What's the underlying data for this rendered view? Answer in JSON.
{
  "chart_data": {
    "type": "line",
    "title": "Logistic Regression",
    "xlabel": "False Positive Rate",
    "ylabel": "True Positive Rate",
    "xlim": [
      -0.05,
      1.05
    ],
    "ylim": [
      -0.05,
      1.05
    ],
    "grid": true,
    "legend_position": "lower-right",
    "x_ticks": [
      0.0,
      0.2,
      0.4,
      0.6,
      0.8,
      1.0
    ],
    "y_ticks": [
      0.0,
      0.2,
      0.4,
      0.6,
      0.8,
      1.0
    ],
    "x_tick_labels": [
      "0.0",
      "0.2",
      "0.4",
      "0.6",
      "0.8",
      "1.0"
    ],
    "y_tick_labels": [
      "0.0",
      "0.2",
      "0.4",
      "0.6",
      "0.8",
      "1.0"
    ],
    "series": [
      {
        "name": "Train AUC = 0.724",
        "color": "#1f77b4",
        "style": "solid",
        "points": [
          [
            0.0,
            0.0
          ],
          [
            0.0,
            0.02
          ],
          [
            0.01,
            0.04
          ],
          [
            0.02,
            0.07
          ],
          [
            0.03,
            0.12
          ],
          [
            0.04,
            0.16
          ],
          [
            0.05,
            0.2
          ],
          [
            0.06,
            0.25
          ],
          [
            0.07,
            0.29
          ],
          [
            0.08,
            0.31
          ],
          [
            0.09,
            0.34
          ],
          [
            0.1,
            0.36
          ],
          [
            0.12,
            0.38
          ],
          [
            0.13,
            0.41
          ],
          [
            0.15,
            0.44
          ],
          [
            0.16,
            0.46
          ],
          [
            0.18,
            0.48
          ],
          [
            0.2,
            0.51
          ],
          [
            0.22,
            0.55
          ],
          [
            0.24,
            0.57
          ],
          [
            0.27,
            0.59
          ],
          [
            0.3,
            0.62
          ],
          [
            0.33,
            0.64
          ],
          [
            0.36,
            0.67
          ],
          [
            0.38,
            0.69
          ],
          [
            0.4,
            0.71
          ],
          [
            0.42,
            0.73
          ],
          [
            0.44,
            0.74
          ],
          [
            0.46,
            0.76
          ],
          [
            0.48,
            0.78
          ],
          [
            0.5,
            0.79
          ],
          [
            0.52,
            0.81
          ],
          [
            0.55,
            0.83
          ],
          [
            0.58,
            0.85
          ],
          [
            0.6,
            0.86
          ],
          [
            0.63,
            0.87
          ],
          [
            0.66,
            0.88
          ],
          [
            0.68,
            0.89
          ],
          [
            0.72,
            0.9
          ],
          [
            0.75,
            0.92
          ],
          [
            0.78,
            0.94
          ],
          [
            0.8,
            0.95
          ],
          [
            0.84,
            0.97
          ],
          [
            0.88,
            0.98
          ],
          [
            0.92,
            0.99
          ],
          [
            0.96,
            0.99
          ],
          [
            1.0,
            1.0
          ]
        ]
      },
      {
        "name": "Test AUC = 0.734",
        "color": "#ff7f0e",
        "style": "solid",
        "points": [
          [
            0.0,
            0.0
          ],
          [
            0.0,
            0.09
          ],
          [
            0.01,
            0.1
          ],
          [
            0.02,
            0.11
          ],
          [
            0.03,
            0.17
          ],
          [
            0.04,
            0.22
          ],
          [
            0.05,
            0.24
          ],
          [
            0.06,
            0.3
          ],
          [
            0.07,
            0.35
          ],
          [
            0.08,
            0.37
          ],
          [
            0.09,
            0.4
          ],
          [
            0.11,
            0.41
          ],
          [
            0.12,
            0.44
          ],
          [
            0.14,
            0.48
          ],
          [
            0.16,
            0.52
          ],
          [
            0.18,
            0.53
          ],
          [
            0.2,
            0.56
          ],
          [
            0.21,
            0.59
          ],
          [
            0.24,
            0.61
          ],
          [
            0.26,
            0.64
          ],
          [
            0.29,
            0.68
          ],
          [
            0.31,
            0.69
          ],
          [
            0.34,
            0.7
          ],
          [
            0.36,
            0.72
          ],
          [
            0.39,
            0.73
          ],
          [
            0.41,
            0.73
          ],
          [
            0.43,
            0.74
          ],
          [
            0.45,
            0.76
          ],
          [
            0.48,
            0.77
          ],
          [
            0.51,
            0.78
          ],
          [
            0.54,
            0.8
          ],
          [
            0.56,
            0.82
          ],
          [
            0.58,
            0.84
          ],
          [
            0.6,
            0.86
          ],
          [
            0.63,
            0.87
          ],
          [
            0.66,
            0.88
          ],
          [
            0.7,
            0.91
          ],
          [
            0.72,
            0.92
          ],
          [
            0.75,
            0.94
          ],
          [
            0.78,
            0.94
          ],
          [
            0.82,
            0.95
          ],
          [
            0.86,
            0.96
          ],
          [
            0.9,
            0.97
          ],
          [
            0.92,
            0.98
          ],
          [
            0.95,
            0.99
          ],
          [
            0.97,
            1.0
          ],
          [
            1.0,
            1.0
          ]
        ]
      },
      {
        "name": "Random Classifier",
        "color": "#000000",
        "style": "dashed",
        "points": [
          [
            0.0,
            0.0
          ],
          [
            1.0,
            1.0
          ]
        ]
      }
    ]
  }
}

===============

What this task involves
Exactly as shown above, return every record.

Response
What's the underlying data for this rendered view? Answer in JSON.
{
  "chart_data": {
    "type": "line",
    "title": "Logistic Regression",
    "xlabel": "False Positive Rate",
    "ylabel": "True Positive Rate",
    "xlim": [
      -0.05,
      1.05
    ],
    "ylim": [
      -0.05,
      1.05
    ],
    "grid": true,
    "legend_position": "lower-right",
    "x_ticks": [
      0.0,
      0.2,
      0.4,
      0.6,
      0.8,
      1.0
    ],
    "y_ticks": [
      0.0,
      0.2,
      0.4,
      0.6,
      0.8,
      1.0
    ],
    "x_tick_labels": [
      "0.0",
      "0.2",
      "0.4",
      "0.6",
      "0.8",
      "1.0"
    ],
    "y_tick_labels": [
      "0.0",
      "0.2",
      "0.4",
      "0.6",
      "0.8",
      "1.0"
    ],
    "series": [
      {
        "name": "Train AUC = 0.724",
        "color": "#1f77b4",
        "style": "solid",
        "points": [
          [
            0.0,
            0.0
          ],
          [
            0.0,
            0.02
          ],
          [
            0.01,
            0.04
          ],
          [
            0.02,
            0.07
          ],
          [
            0.03,
            0.12
          ],
          [
            0.04,
            0.16
          ],
          [
            0.05,
            0.2
          ],
          [
            0.06,
            0.25
          ],
          [
            0.07,
            0.29
          ],
          [
            0.08,
            0.31
          ],
          [
            0.09,
            0.34
          ],
          [
            0.1,
            0.36
          ],
          [
            0.12,
            0.38
          ],
          [
            0.13,
            0.41
          ],
          [
            0.15,
            0.44
          ],
          [
            0.16,
            0.46
          ],
          [
            0.18,
            0.48
          ],
          [
            0.2,
            0.51
          ],
          [
            0.22,
            0.55
          ],
          [
            0.24,
            0.57
          ],
          [
            0.27,
            0.59
          ],
          [
            0.3,
            0.62
          ],
          [
            0.33,
            0.64
          ],
          [
            0.36,
            0.67
          ],
          [
            0.38,
            0.69
          ],
          [
            0.4,
            0.71
          ],
          [
            0.42,
            0.73
          ],
          [
            0.44,
            0.74
          ],
          [
            0.46,
            0.76
          ],
          [
            0.48,
            0.78
          ],
          [
            0.5,
            0.79
          ],
          [
            0.52,
            0.81
          ],
          [
            0.55,
            0.83
          ],
          [
            0.58,
            0.85
          ],
          [
            0.6,
            0.86
          ],
          [
            0.63,
            0.87
          ],
          [
            0.66,
            0.88
          ],
          [
            0.68,
            0.89
          ],
          [
            0.72,
            0.9
          ],
          [
            0.75,
            0.92
          ],
          [
            0.78,
            0.94
          ],
          [
            0.8,
            0.95
          ],
          [
            0.84,
            0.97
          ],
          [
            0.88,
            0.98
          ],
          [
            0.92,
            0.99
          ],
          [
            0.96,
            0.99
          ],
          [
            1.0,
            1.0
          ]
        ]
      },
      {
        "name": "Test AUC = 0.734",
        "color": "#ff7f0e",
        "style": "solid",
        "points": [
          [
            0.0,
            0.0
          ],
          [
            0.0,
            0.09
          ],
          [
            0.01,
            0.1
          ],
          [
            0.02,
            0.11
          ],
          [
            0.03,
            0.17
          ],
          [
            0.04,
            0.22
          ],
          [
            0.05,
            0.24
          ],
          [
            0.06,
            0.3
          ],
          [
            0.07,
            0.35
          ],
          [
            0.08,
            0.37
          ],
          [
            0.09,
            0.4
          ],
          [
            0.11,
            0.41
          ],
          [
            0.12,
            0.44
          ],
          [
            0.14,
            0.48
          ],
          [
            0.16,
            0.52
          ],
          [
            0.18,
            0.53
          ],
          [
            0.2,
            0.56
          ],
          [
            0.21,
            0.59
          ],
          [
            0.24,
            0.61
          ],
          [
            0.26,
            0.64
          ],
          [
            0.29,
            0.68
          ],
          [
            0.31,
            0.69
          ],
          [
            0.34,
            0.7
          ],
          [
            0.36,
            0.72
          ],
          [
            0.39,
            0.73
          ],
          [
            0.41,
            0.73
          ],
          [
            0.43,
            0.74
          ],
          [
            0.45,
            0.76
          ],
          [
            0.48,
            0.77
          ],
          [
            0.51,
            0.78
          ],
          [
            0.54,
            0.8
          ],
          [
            0.56,
            0.82
          ],
          [
            0.58,
            0.84
          ],
          [
            0.6,
            0.86
          ],
          [
            0.63,
            0.87
          ],
          [
            0.66,
            0.88
          ],
          [
            0.7,
            0.91
          ],
          [
            0.72,
            0.92
          ],
          [
            0.75,
            0.94
          ],
          [
            0.78,
            0.94
          ],
          [
            0.82,
            0.95
          ],
          [
            0.86,
            0.96
          ],
          [
            0.9,
            0.97
          ],
          [
            0.92,
            0.98
          ],
          [
            0.95,
            0.99
          ],
          [
            0.97,
            1.0
          ],
          [
            1.0,
            1.0
          ]
        ]
      },
      {
        "name": "Random Classifier",
        "color": "#000000",
        "style": "dashed",
        "points": [
          [
            0.0,
            0.0
          ],
          [
            1.0,
            1.0
          ]
        ]
      }
    ]
  }
}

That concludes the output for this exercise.